▶ PROBLEM STATEMENT
Reply with one number only: the count of lines below that contain the word "google".

▶ STORED ROWS

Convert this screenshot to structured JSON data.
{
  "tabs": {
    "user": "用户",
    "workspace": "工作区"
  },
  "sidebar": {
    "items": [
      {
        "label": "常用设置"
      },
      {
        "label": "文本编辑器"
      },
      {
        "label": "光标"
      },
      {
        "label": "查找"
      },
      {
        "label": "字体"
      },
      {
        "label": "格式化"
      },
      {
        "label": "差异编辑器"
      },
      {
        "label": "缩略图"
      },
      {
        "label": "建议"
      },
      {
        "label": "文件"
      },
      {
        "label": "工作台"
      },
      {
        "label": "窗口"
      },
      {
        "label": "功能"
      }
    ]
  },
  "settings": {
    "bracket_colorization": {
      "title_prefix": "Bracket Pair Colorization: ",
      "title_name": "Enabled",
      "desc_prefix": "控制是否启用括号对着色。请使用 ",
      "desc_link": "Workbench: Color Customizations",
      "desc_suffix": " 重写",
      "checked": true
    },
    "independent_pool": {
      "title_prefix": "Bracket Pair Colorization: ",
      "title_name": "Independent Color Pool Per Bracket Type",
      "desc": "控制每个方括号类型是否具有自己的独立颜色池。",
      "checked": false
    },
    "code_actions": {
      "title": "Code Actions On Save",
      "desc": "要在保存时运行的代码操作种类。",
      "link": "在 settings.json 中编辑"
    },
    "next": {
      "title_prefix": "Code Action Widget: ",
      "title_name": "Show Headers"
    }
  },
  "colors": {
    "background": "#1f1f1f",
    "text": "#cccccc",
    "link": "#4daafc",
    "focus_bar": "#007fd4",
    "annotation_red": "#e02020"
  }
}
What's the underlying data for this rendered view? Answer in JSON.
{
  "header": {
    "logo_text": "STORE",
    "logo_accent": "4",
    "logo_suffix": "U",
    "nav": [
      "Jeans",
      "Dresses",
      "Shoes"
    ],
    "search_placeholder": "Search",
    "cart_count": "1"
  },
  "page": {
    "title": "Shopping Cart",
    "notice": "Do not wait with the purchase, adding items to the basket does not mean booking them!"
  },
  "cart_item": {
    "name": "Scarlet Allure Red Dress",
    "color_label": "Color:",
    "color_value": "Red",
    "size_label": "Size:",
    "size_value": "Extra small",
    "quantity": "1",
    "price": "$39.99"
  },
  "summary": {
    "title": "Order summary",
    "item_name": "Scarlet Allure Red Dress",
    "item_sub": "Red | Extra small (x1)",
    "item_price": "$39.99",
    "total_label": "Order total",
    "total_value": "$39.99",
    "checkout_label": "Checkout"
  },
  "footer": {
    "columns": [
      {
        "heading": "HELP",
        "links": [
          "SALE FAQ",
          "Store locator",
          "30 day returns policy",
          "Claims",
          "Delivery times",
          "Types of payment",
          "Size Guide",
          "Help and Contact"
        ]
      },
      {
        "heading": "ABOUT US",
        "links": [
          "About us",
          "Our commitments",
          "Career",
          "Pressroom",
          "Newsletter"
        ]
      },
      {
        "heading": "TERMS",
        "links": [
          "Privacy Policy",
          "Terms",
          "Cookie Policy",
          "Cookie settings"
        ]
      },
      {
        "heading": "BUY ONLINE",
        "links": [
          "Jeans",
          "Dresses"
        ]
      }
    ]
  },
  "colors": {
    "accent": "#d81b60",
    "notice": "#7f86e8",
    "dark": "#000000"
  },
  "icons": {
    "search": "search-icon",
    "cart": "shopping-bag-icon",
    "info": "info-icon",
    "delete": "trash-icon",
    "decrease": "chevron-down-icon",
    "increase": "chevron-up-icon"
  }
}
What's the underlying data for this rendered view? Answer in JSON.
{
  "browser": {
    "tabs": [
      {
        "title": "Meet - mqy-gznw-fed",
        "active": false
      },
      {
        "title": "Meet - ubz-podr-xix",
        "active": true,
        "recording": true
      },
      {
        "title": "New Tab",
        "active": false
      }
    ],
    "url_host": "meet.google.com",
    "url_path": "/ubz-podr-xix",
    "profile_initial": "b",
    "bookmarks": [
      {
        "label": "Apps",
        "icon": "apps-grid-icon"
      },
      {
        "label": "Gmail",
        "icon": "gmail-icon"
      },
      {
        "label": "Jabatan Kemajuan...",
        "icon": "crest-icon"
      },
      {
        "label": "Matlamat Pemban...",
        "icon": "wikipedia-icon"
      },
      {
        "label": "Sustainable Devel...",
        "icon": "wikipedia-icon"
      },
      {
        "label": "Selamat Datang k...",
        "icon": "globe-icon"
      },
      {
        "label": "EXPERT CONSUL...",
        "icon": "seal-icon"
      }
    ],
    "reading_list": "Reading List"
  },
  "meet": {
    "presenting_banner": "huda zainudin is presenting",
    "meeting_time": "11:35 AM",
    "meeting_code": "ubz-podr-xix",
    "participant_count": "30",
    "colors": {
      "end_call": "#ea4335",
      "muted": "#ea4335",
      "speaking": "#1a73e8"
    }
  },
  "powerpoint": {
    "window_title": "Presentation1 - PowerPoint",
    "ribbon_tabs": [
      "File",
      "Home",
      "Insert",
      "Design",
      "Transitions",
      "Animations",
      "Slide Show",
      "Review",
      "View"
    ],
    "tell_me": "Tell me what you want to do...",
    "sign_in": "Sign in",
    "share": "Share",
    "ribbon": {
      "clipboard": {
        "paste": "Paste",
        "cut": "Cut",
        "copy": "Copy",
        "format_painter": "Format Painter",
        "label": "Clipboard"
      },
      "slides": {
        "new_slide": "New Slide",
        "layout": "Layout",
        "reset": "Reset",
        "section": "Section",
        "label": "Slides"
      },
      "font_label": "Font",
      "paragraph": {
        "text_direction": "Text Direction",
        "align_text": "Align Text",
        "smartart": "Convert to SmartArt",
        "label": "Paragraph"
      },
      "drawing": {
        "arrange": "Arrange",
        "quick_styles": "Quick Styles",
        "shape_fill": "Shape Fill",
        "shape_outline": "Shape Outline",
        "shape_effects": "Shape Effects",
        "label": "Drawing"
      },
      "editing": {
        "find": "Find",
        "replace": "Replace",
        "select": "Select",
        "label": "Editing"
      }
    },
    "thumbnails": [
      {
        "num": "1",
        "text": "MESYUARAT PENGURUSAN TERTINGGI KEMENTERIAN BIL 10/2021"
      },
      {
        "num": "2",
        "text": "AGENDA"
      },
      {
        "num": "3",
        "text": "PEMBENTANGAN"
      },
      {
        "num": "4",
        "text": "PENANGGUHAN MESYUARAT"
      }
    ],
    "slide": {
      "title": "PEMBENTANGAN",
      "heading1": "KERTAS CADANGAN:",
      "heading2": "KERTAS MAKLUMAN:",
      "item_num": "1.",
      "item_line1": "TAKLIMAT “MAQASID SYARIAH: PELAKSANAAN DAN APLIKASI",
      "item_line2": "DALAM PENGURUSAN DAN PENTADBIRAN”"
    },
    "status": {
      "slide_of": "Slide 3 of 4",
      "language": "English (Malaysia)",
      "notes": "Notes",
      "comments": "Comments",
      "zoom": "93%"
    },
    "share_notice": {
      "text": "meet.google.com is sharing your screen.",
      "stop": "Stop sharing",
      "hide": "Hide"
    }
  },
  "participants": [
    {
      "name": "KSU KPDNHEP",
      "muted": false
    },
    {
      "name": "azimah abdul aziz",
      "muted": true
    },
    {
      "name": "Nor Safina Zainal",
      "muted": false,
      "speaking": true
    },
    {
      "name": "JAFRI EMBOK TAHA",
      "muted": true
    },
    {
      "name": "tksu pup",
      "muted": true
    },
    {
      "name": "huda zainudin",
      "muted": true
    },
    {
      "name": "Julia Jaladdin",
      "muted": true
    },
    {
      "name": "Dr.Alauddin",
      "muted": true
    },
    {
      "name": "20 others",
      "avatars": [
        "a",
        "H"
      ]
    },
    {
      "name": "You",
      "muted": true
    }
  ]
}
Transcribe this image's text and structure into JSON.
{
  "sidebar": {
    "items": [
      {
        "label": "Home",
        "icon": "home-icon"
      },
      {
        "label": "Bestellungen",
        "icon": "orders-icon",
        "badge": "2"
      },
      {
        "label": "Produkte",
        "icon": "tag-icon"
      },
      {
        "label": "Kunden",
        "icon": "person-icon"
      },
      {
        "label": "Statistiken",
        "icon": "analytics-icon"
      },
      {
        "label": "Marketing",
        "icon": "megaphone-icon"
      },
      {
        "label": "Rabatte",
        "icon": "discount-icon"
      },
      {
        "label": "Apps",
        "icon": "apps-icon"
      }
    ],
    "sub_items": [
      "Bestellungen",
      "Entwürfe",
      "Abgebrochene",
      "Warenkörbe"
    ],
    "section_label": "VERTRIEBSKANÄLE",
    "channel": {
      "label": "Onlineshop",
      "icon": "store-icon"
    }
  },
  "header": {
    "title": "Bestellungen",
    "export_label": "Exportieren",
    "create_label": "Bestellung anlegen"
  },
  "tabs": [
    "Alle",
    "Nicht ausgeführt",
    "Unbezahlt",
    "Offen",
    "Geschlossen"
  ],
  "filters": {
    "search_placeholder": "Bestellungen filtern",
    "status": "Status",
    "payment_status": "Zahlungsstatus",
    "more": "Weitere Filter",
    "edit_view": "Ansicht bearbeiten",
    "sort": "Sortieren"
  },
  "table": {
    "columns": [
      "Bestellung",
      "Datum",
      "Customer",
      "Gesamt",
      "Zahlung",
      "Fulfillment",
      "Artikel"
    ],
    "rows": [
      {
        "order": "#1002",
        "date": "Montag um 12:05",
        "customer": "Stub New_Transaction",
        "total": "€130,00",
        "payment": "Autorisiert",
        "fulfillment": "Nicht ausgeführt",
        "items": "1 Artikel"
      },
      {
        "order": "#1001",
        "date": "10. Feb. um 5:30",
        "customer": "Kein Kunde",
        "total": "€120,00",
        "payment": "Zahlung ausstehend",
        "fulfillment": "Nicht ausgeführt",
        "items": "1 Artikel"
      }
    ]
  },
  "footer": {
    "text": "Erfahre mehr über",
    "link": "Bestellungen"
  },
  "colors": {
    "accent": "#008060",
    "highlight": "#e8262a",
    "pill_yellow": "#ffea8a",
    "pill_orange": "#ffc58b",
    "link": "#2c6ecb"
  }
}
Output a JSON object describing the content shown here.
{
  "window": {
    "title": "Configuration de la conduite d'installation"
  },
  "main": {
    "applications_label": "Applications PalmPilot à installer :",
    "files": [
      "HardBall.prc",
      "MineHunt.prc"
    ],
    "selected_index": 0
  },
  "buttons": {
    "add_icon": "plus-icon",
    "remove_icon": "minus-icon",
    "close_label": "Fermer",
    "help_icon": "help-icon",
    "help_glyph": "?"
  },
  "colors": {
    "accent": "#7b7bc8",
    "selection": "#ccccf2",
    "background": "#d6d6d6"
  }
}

▶ EXERCISE RESPONSE
2